◆ **Directions for this task**:
Below is a block of records; reproduce all of them exactly and leave out any pictures.

>> begin Information shown

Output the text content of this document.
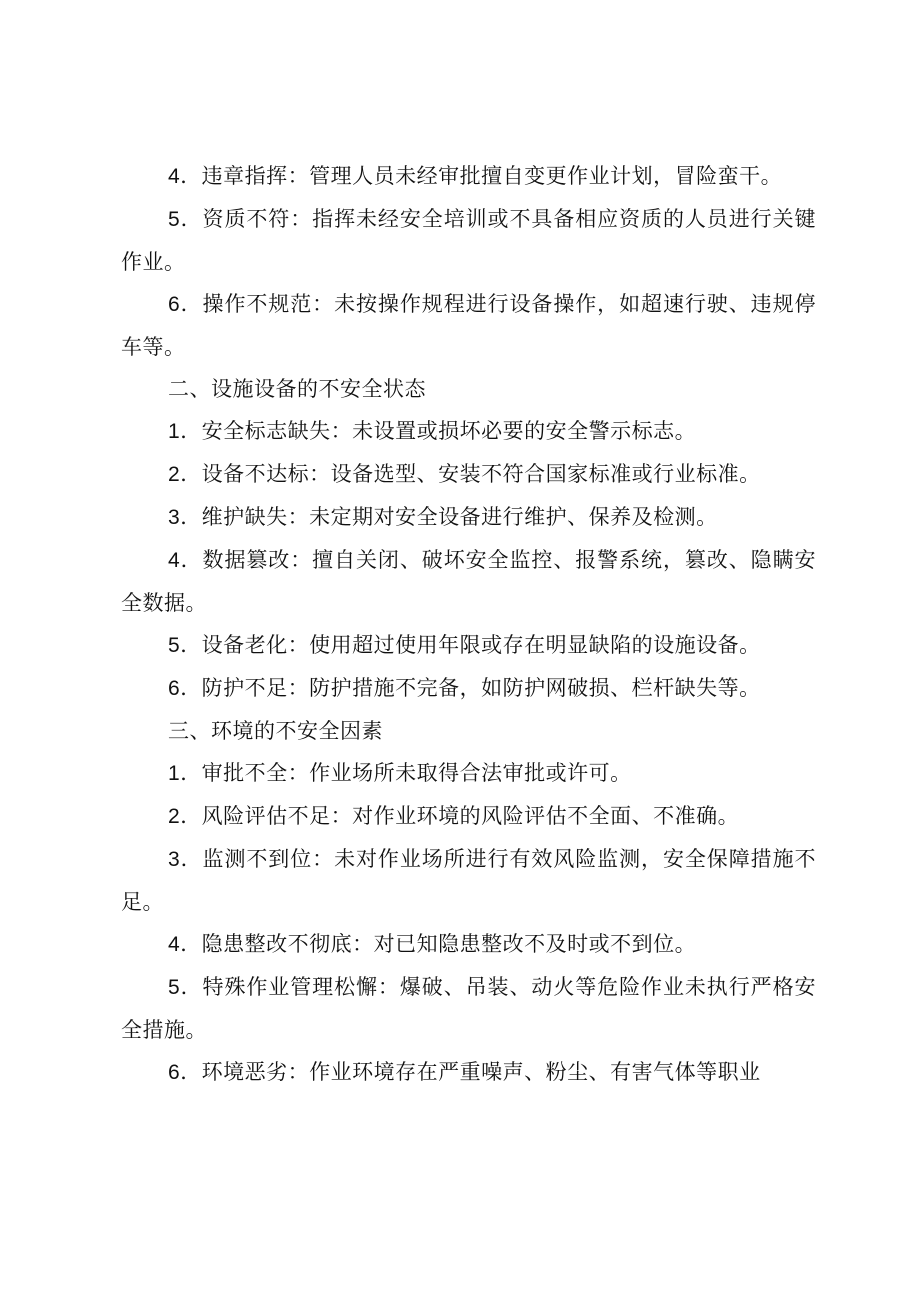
4．违章指挥：管理人员未经审批擅自变更作业计划，冒险蛮干。

5．资质不符：指挥未经安全培训或不具备相应资质的人员进行关键作业。

6．操作不规范：未按操作规程进行设备操作，如超速行驶、违规停车等。

二、设施设备的不安全状态

1．安全标志缺失：未设置或损坏必要的安全警示标志。

2．设备不达标：设备选型、安装不符合国家标准或行业标准。

3．维护缺失：未定期对安全设备进行维护、保养及检测。

4．数据篡改：擅自关闭、破坏安全监控、报警系统，篡改、隐瞒安全数据。

5．设备老化：使用超过使用年限或存在明显缺陷的设施设备。

6．防护不足：防护措施不完备，如防护网破损、栏杆缺失等。

三、环境的不安全因素

1．审批不全：作业场所未取得合法审批或许可。

2．风险评估不足：对作业环境的风险评估不全面、不准确。

3．监测不到位：未对作业场所进行有效风险监测，安全保障措施不足。

4．隐患整改不彻底：对已知隐患整改不及时或不到位。

5．特殊作业管理松懈：爆破、吊装、动火等危险作业未执行严格安全措施。

6．环境恶劣：作业环境存在严重噪声、粉尘、有害气体等职业
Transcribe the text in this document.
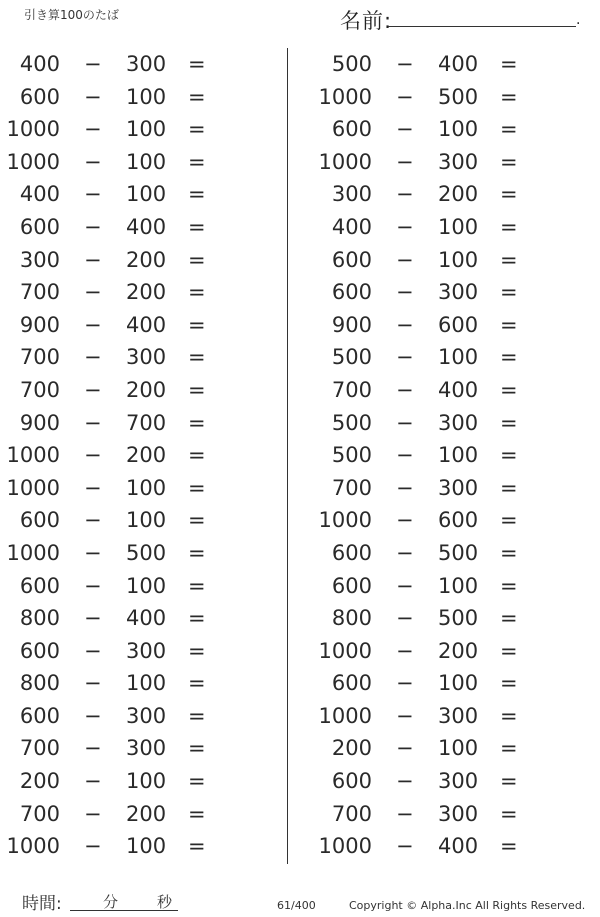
引き算100のたば	名前:	.
400 − 300 =
600 − 100 =
1000 − 100 =
1000 − 100 =
400 − 100 =
600 − 400 =
300 − 200 =
700 − 200 =
900 − 400 =
700 − 300 =
700 − 200 =
900 − 700 =
1000 − 200 =
1000 − 100 =
600 − 100 =
1000 − 500 =
600 − 100 =
800 − 400 =
600 − 300 =
800 − 100 =
600 − 300 =
700 − 300 =
200 − 100 =
700 − 200 =
1000 − 100 =
500 − 400 =
1000 − 500 =
600 − 100 =
1000 − 300 =
300 − 200 =
400 − 100 =
600 − 100 =
600 − 300 =
900 − 600 =
500 − 100 =
700 − 400 =
500 − 300 =
500 − 100 =
700 − 300 =
1000 − 600 =
600 − 500 =
600 − 100 =
800 − 500 =
1000 − 200 =
600 − 100 =
1000 − 300 =
200 − 100 =
600 − 300 =
700 − 300 =
1000 − 400 =
時間:	分	秒	61/400	Copyright © Alpha.Inc All Rights Reserved.
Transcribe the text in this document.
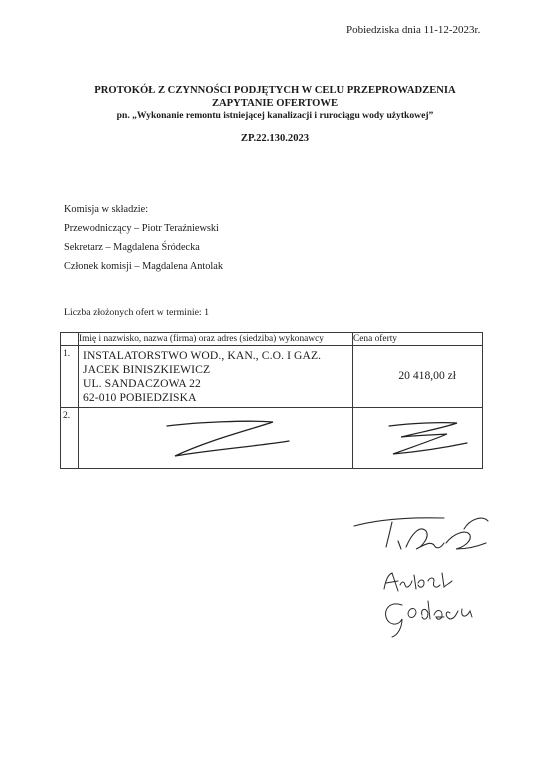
Pobiedziska dnia 11-12-2023r.
PROTOKÓŁ Z CZYNNOŚCI PODJĘTYCH W CELU PRZEPROWADZENIA
ZAPYTANIE OFERTOWE
pn. „Wykonanie remontu istniejącej kanalizacji i rurociągu wody użytkowej”
ZP.22.130.2023
Komisja w składzie:
Przewodniczący – Piotr Teraźniewski
Sekretarz – Magdalena Śródecka
Członek komisji – Magdalena Antolak
Liczba złożonych ofert w terminie: 1
	Imię i nazwisko, nazwa (firma) oraz adres (siedziba) wykonawcy	Cena oferty
1.	INSTALATORSTWO WOD., KAN., C.O. I GAZ.
JACEK BINISZKIEWICZ
UL. SANDACZOWA 22
62-010 POBIEDZISKA	20 418,00 zł
2.	
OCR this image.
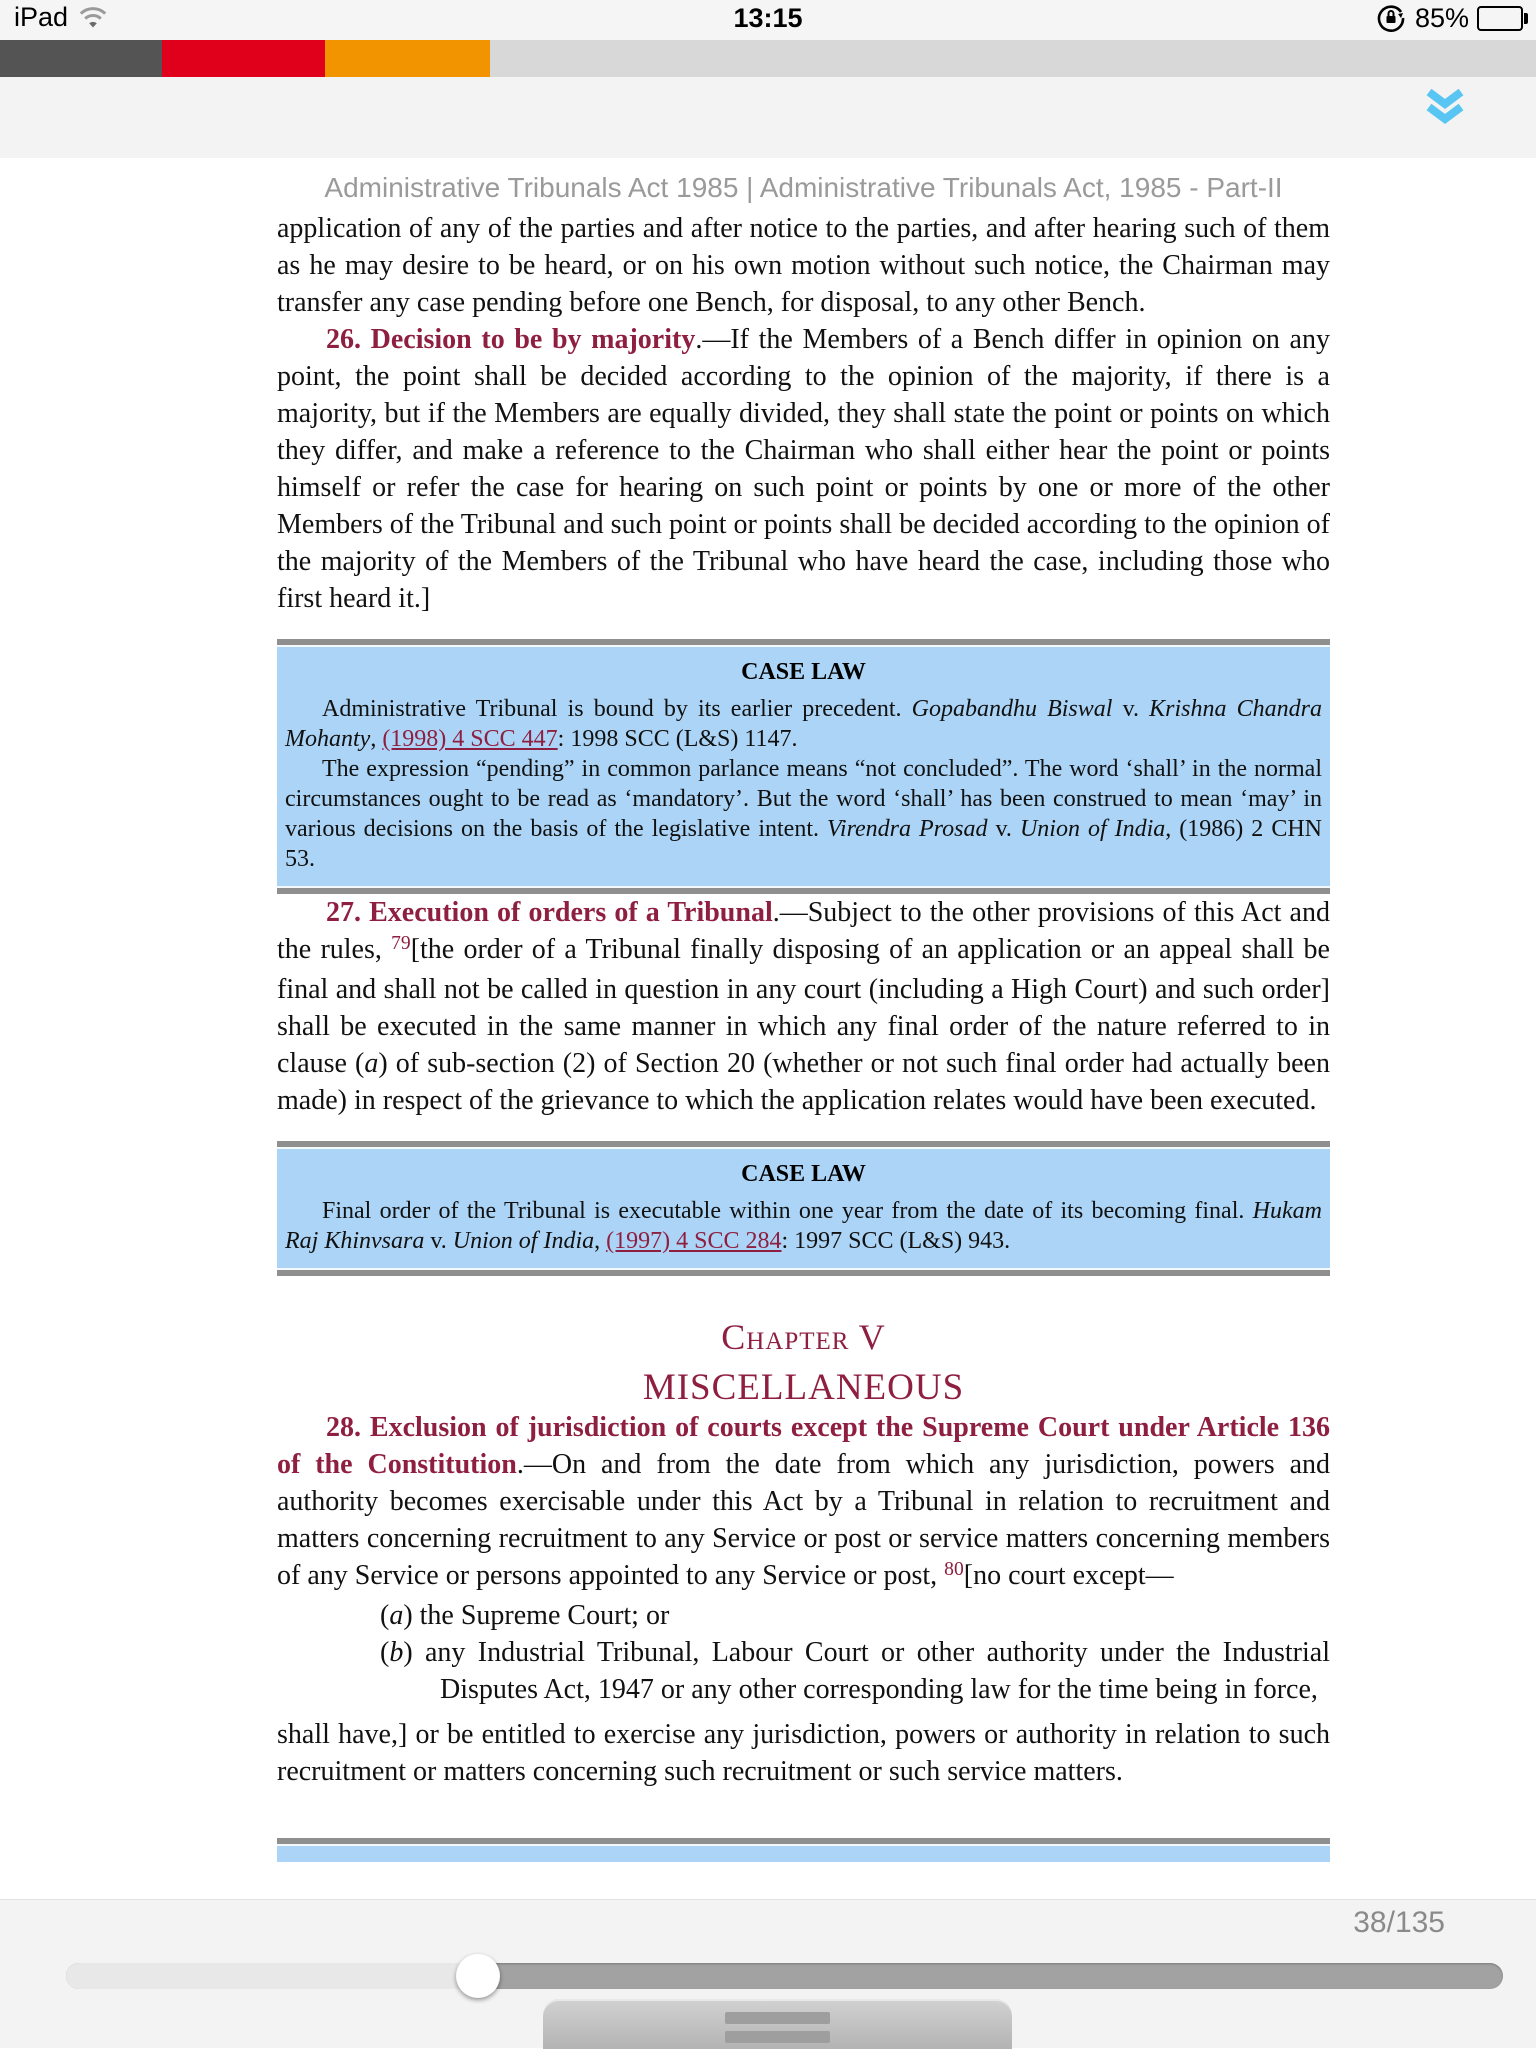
iPad	13:15	85%
Administrative Tribunals Act 1985 | Administrative Tribunals Act, 1985 - Part-II

application of any of the parties and after notice to the parties, and after hearing such of them as he may desire to be heard, or on his own motion without such notice, the Chairman may transfer any case pending before one Bench, for disposal, to any other Bench.

26. Decision to be by majority.—If the Members of a Bench differ in opinion on any point, the point shall be decided according to the opinion of the majority, if there is a majority, but if the Members are equally divided, they shall state the point or points on which they differ, and make a reference to the Chairman who shall either hear the point or points himself or refer the case for hearing on such point or points by one or more of the other Members of the Tribunal and such point or points shall be decided according to the opinion of the majority of the Members of the Tribunal who have heard the case, including those who first heard it.]

CASE LAW

Administrative Tribunal is bound by its earlier precedent. Gopabandhu Biswal v. Krishna Chandra Mohanty, (1998) 4 SCC 447: 1998 SCC (L&S) 1147.

The expression “pending” in common parlance means “not concluded”. The word ‘shall’ in the normal circumstances ought to be read as ‘mandatory’. But the word ‘shall’ has been construed to mean ‘may’ in various decisions on the basis of the legislative intent. Virendra Prosad v. Union of India, (1986) 2 CHN 53.

27. Execution of orders of a Tribunal.—Subject to the other provisions of this Act and the rules, $^{79}$[the order of a Tribunal finally disposing of an application or an appeal shall be final and shall not be called in question in any court (including a High Court) and such order] shall be executed in the same manner in which any final order of the nature referred to in clause (a) of sub-section (2) of Section 20 (whether or not such final order had actually been made) in respect of the grievance to which the application relates would have been executed.

CASE LAW

Final order of the Tribunal is executable within one year from the date of its becoming final. Hukam Raj Khinvsara v. Union of India, (1997) 4 SCC 284: 1997 SCC (L&S) 943.

Chapter V
MISCELLANEOUS

28. Exclusion of jurisdiction of courts except the Supreme Court under Article 136 of the Constitution.—On and from the date from which any jurisdiction, powers and authority becomes exercisable under this Act by a Tribunal in relation to recruitment and matters concerning recruitment to any Service or post or service matters concerning members of any Service or persons appointed to any Service or post, $^{80}$[no court except—

(a) the Supreme Court; or

(b) any Industrial Tribunal, Labour Court or other authority under the Industrial Disputes Act, 1947 or any other corresponding law for the time being in force,

shall have,] or be entitled to exercise any jurisdiction, powers or authority in relation to such recruitment or matters concerning such recruitment or such service matters.

38/135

>> end Information shown

◆ **Correct result**:
Output the text content of this document.
4．违章指挥：管理人员未经审批擅自变更作业计划，冒险蛮干。

5．资质不符：指挥未经安全培训或不具备相应资质的人员进行关键作业。

6．操作不规范：未按操作规程进行设备操作，如超速行驶、违规停车等。

二、设施设备的不安全状态

1．安全标志缺失：未设置或损坏必要的安全警示标志。

2．设备不达标：设备选型、安装不符合国家标准或行业标准。

3．维护缺失：未定期对安全设备进行维护、保养及检测。

4．数据篡改：擅自关闭、破坏安全监控、报警系统，篡改、隐瞒安全数据。

5．设备老化：使用超过使用年限或存在明显缺陷的设施设备。

6．防护不足：防护措施不完备，如防护网破损、栏杆缺失等。

三、环境的不安全因素

1．审批不全：作业场所未取得合法审批或许可。

2．风险评估不足：对作业环境的风险评估不全面、不准确。

3．监测不到位：未对作业场所进行有效风险监测，安全保障措施不足。

4．隐患整改不彻底：对已知隐患整改不及时或不到位。

5．特殊作业管理松懈：爆破、吊装、动火等危险作业未执行严格安全措施。

6．环境恶劣：作业环境存在严重噪声、粉尘、有害气体等职业
Transcribe the text in this document.
引き算100のたば	名前:	.
400 − 300 =
600 − 100 =
1000 − 100 =
1000 − 100 =
400 − 100 =
600 − 400 =
300 − 200 =
700 − 200 =
900 − 400 =
700 − 300 =
700 − 200 =
900 − 700 =
1000 − 200 =
1000 − 100 =
600 − 100 =
1000 − 500 =
600 − 100 =
800 − 400 =
600 − 300 =
800 − 100 =
600 − 300 =
700 − 300 =
200 − 100 =
700 − 200 =
1000 − 100 =
500 − 400 =
1000 − 500 =
600 − 100 =
1000 − 300 =
300 − 200 =
400 − 100 =
600 − 100 =
600 − 300 =
900 − 600 =
500 − 100 =
700 − 400 =
500 − 300 =
500 − 100 =
700 − 300 =
1000 − 600 =
600 − 500 =
600 − 100 =
800 − 500 =
1000 − 200 =
600 − 100 =
1000 − 300 =
200 − 100 =
600 − 300 =
700 − 300 =
1000 − 400 =
時間:	分	秒	61/400	Copyright © Alpha.Inc All Rights Reserved.
Transcribe the text in this document.
Pobiedziska dnia 11-12-2023r.
PROTOKÓŁ Z CZYNNOŚCI PODJĘTYCH W CELU PRZEPROWADZENIA
ZAPYTANIE OFERTOWE
pn. „Wykonanie remontu istniejącej kanalizacji i rurociągu wody użytkowej”
ZP.22.130.2023
Komisja w składzie:
Przewodniczący – Piotr Teraźniewski
Sekretarz – Magdalena Śródecka
Członek komisji – Magdalena Antolak
Liczba złożonych ofert w terminie: 1
	Imię i nazwisko, nazwa (firma) oraz adres (siedziba) wykonawcy	Cena oferty
1.	INSTALATORSTWO WOD., KAN., C.O. I GAZ.
JACEK BINISZKIEWICZ
UL. SANDACZOWA 22
62-010 POBIEDZISKA	20 418,00 zł
2.	
OCR this image.
iPad	13:15	85%
Administrative Tribunals Act 1985 | Administrative Tribunals Act, 1985 - Part-II

application of any of the parties and after notice to the parties, and after hearing such of them as he may desire to be heard, or on his own motion without such notice, the Chairman may transfer any case pending before one Bench, for disposal, to any other Bench.

26. Decision to be by majority.—If the Members of a Bench differ in opinion on any point, the point shall be decided according to the opinion of the majority, if there is a majority, but if the Members are equally divided, they shall state the point or points on which they differ, and make a reference to the Chairman who shall either hear the point or points himself or refer the case for hearing on such point or points by one or more of the other Members of the Tribunal and such point or points shall be decided according to the opinion of the majority of the Members of the Tribunal who have heard the case, including those who first heard it.]

CASE LAW

Administrative Tribunal is bound by its earlier precedent. Gopabandhu Biswal v. Krishna Chandra Mohanty, (1998) 4 SCC 447: 1998 SCC (L&S) 1147.

The expression “pending” in common parlance means “not concluded”. The word ‘shall’ in the normal circumstances ought to be read as ‘mandatory’. But the word ‘shall’ has been construed to mean ‘may’ in various decisions on the basis of the legislative intent. Virendra Prosad v. Union of India, (1986) 2 CHN 53.

27. Execution of orders of a Tribunal.—Subject to the other provisions of this Act and the rules, $^{79}$[the order of a Tribunal finally disposing of an application or an appeal shall be final and shall not be called in question in any court (including a High Court) and such order] shall be executed in the same manner in which any final order of the nature referred to in clause (a) of sub-section (2) of Section 20 (whether or not such final order had actually been made) in respect of the grievance to which the application relates would have been executed.

CASE LAW

Final order of the Tribunal is executable within one year from the date of its becoming final. Hukam Raj Khinvsara v. Union of India, (1997) 4 SCC 284: 1997 SCC (L&S) 943.

Chapter V
MISCELLANEOUS

28. Exclusion of jurisdiction of courts except the Supreme Court under Article 136 of the Constitution.—On and from the date from which any jurisdiction, powers and authority becomes exercisable under this Act by a Tribunal in relation to recruitment and matters concerning recruitment to any Service or post or service matters concerning members of any Service or persons appointed to any Service or post, $^{80}$[no court except—

(a) the Supreme Court; or

(b) any Industrial Tribunal, Labour Court or other authority under the Industrial Disputes Act, 1947 or any other corresponding law for the time being in force,

shall have,] or be entitled to exercise any jurisdiction, powers or authority in relation to such recruitment or matters concerning such recruitment or such service matters.

38/135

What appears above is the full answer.